[THE EXERCISE] Go through the data below. Pull out every line that has the word "title".

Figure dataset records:
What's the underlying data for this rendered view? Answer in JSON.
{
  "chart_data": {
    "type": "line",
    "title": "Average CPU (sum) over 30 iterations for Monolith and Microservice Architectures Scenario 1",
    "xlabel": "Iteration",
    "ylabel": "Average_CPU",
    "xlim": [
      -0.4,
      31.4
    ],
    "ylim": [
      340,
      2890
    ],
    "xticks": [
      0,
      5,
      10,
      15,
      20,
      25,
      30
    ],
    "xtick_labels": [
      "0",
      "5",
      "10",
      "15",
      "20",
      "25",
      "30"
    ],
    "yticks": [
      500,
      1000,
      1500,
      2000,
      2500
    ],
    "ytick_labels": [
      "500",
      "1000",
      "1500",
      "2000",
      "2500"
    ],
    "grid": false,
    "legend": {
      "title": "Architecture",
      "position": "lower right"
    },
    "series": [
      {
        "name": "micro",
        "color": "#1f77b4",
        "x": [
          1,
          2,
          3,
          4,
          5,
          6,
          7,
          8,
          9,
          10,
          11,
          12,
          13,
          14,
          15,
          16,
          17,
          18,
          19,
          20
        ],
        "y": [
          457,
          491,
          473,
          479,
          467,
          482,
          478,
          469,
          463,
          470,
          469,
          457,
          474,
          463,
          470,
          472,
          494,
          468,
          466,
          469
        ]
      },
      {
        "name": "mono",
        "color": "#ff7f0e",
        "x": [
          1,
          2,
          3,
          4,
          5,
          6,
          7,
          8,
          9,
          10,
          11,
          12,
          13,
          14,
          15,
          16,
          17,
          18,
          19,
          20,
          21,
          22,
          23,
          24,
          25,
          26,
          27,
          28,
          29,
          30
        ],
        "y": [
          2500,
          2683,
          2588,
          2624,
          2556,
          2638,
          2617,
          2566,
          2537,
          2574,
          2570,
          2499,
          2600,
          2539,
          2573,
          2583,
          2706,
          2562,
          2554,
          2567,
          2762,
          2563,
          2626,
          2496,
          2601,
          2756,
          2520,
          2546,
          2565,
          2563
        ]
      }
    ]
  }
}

[EXERCISE SOLUTION]
    "title": "Average CPU (sum) over 30 iterations for Monolith and Microservice Architectures Scenario 1",
      "title": "Architecture",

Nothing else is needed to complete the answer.